Find each line with the string "temperature" and copy it.

== == ==

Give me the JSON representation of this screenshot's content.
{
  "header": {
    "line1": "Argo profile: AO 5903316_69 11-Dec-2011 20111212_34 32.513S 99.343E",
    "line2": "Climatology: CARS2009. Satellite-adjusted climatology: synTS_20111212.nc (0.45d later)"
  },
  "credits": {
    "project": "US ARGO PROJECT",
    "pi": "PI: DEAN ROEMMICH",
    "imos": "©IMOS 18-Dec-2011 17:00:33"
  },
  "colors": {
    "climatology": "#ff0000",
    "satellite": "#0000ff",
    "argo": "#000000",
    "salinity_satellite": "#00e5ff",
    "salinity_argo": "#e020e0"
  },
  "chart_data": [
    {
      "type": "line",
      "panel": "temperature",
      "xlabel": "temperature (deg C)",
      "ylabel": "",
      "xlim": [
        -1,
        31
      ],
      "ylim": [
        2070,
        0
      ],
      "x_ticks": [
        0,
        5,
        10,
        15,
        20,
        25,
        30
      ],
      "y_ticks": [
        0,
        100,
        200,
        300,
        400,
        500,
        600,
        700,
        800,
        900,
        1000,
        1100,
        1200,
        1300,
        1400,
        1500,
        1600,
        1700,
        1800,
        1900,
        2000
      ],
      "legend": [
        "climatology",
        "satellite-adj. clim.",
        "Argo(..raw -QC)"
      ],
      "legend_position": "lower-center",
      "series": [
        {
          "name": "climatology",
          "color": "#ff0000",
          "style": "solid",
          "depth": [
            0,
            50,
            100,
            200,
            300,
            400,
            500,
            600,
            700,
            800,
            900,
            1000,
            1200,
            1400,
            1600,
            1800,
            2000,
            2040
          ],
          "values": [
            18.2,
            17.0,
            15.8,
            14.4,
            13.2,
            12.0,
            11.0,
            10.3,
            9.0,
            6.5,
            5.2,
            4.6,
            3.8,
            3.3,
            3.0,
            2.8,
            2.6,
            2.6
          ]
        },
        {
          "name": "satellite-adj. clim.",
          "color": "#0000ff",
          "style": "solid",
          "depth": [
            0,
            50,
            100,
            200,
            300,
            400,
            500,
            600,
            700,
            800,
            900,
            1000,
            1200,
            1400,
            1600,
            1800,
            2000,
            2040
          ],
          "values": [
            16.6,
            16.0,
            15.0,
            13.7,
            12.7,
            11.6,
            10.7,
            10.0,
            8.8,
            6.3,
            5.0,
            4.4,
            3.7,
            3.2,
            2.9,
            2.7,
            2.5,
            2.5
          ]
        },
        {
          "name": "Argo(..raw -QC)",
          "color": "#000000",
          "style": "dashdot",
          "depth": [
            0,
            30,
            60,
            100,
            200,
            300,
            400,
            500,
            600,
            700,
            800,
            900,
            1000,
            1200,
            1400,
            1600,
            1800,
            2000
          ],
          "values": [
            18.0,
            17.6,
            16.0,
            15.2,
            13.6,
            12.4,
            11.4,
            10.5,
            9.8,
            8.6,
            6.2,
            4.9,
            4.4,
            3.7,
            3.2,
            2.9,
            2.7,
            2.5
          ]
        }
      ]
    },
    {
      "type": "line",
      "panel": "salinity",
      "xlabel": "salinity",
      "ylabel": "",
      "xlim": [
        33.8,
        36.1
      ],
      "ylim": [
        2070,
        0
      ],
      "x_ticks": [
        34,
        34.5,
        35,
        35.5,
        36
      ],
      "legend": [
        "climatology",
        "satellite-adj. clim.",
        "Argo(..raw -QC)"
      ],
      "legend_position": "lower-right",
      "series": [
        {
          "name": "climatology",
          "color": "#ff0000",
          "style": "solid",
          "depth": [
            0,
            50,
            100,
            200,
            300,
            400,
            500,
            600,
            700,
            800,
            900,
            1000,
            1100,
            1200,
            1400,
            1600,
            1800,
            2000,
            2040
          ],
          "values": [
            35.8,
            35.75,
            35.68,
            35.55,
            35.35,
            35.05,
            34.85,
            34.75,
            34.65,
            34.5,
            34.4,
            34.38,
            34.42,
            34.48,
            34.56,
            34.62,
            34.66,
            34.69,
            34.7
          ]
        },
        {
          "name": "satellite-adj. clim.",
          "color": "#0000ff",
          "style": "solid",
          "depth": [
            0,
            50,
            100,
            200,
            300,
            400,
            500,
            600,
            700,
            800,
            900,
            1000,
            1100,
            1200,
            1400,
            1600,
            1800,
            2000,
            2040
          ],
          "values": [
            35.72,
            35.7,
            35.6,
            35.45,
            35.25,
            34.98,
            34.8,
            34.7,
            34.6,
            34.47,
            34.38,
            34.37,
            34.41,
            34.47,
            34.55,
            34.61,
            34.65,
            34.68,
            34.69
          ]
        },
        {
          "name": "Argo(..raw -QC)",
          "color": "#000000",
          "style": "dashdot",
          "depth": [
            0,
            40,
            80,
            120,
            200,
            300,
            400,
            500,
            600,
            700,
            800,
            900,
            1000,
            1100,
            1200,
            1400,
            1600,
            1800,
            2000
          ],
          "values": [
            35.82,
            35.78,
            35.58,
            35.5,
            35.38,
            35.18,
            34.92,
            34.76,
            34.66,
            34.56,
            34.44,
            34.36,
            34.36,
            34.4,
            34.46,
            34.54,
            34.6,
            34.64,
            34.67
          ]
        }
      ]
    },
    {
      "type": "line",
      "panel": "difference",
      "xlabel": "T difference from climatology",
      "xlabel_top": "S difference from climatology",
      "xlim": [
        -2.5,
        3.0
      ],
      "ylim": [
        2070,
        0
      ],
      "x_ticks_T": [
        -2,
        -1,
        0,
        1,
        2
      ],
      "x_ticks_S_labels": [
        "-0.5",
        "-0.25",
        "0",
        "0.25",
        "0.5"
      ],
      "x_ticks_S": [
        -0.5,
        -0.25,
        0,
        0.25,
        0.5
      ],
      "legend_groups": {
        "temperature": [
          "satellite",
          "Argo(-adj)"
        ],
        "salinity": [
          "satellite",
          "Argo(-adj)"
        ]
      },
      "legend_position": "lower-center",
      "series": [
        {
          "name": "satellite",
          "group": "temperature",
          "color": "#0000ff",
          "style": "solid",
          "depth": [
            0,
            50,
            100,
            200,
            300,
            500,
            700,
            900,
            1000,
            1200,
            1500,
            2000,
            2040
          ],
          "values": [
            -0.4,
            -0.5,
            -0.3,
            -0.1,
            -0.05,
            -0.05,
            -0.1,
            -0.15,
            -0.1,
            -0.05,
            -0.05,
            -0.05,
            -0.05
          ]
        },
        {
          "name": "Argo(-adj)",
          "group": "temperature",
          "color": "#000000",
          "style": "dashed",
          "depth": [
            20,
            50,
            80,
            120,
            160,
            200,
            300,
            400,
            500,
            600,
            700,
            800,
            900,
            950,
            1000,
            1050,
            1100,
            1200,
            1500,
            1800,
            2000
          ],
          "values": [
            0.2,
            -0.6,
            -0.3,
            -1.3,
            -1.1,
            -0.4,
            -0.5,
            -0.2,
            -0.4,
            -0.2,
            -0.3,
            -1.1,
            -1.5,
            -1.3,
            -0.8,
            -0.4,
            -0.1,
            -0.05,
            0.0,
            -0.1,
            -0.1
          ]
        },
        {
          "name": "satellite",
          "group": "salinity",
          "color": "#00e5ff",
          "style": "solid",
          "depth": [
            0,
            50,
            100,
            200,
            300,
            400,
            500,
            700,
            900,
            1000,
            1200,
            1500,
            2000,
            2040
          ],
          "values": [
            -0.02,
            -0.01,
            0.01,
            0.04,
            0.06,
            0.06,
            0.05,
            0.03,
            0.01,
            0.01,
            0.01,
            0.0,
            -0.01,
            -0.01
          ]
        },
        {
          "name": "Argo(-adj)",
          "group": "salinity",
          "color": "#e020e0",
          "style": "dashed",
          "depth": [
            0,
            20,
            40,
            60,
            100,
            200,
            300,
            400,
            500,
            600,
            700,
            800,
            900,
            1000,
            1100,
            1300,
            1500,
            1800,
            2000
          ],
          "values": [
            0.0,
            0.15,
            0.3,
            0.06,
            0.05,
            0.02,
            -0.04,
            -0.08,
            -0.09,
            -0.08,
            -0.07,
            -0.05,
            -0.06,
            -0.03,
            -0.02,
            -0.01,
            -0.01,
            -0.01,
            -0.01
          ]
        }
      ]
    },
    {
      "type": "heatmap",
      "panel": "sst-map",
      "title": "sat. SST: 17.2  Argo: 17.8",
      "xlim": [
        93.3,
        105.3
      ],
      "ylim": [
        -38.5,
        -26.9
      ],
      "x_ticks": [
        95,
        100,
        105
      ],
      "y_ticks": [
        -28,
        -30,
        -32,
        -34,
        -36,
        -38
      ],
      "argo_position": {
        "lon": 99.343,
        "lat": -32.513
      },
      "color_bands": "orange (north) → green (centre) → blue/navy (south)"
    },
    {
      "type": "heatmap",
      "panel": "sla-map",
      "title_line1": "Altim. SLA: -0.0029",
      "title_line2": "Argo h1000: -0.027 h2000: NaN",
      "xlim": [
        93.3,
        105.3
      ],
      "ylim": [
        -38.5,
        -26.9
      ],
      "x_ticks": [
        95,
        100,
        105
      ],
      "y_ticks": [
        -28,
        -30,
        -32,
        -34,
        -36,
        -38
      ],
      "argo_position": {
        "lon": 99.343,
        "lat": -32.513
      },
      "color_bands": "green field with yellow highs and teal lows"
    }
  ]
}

== == ==

**Response to the exercise:**
      "panel": "temperature",
      "xlabel": "temperature (deg C)",
        "temperature": [
          "group": "temperature",
          "group": "temperature",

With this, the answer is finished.